Look for "adversarial" in the listing below. Gather each line that contains it.

------ Material for the task ------

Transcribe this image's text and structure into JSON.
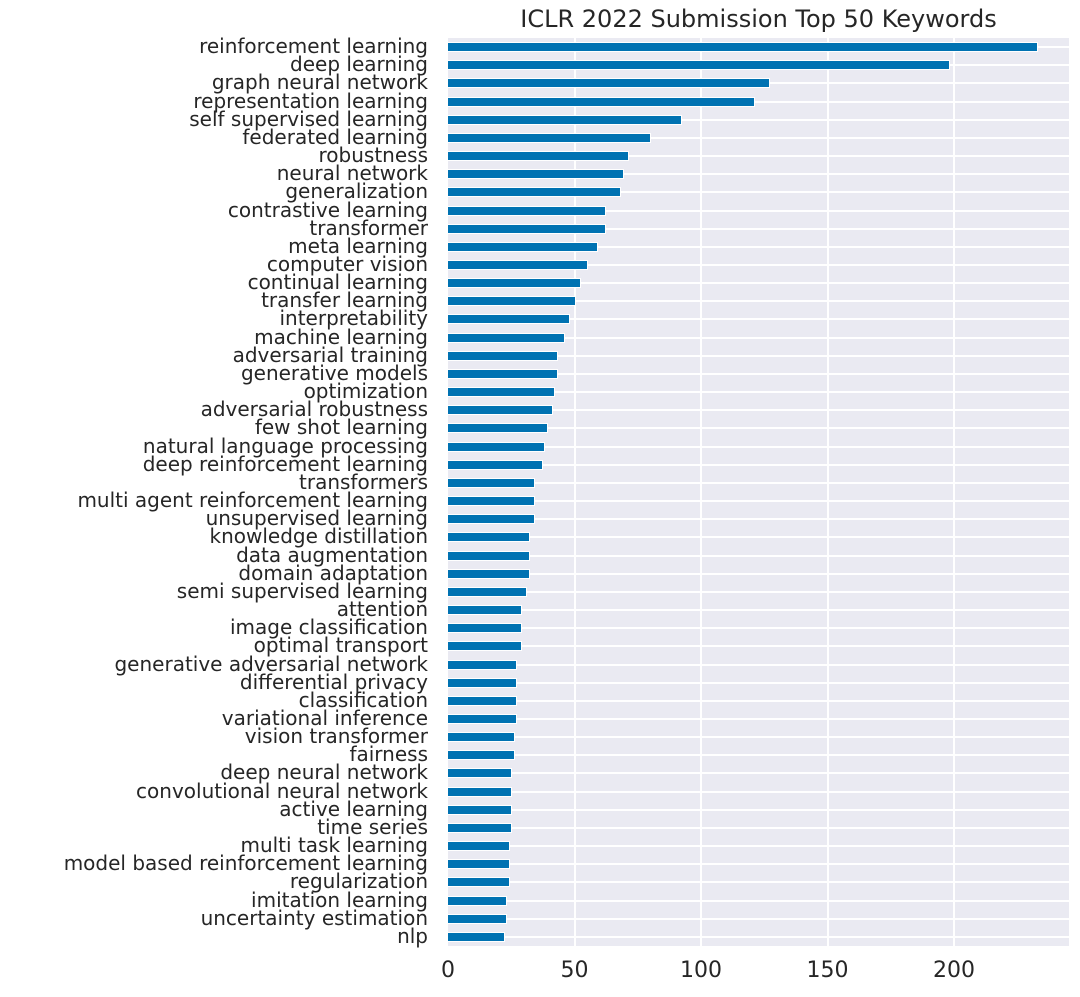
{
  "chart_data": {
    "type": "bar",
    "orientation": "horizontal",
    "title": "ICLR 2022 Submission Top 50 Keywords",
    "xlabel": "",
    "ylabel": "",
    "xlim": [
      0,
      245
    ],
    "xticks": [
      0,
      50,
      100,
      150,
      200
    ],
    "grid": true,
    "legend": null,
    "bar_color": "#0072B2",
    "background_color": "#EAEAF2",
    "categories": [
      "reinforcement learning",
      "deep learning",
      "graph neural network",
      "representation learning",
      "self supervised learning",
      "federated learning",
      "robustness",
      "neural network",
      "generalization",
      "contrastive learning",
      "transformer",
      "meta learning",
      "computer vision",
      "continual learning",
      "transfer learning",
      "interpretability",
      "machine learning",
      "adversarial training",
      "generative models",
      "optimization",
      "adversarial robustness",
      "few shot learning",
      "natural language processing",
      "deep reinforcement learning",
      "transformers",
      "multi agent reinforcement learning",
      "unsupervised learning",
      "knowledge distillation",
      "data augmentation",
      "domain adaptation",
      "semi supervised learning",
      "attention",
      "image classification",
      "optimal transport",
      "generative adversarial network",
      "differential privacy",
      "classification",
      "variational inference",
      "vision transformer",
      "fairness",
      "deep neural network",
      "convolutional neural network",
      "active learning",
      "time series",
      "multi task learning",
      "model based reinforcement learning",
      "regularization",
      "imitation learning",
      "uncertainty estimation",
      "nlp"
    ],
    "values": [
      233,
      198,
      127,
      121,
      92,
      80,
      71,
      69,
      68,
      62,
      62,
      59,
      55,
      52,
      50,
      48,
      46,
      43,
      43,
      42,
      41,
      39,
      38,
      37,
      34,
      34,
      34,
      32,
      32,
      32,
      31,
      29,
      29,
      29,
      27,
      27,
      27,
      27,
      26,
      26,
      25,
      25,
      25,
      25,
      24,
      24,
      24,
      23,
      23,
      22
    ]
  }
}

------

- Exercise solution:
      "adversarial training",
      "adversarial robustness",
      "generative adversarial network",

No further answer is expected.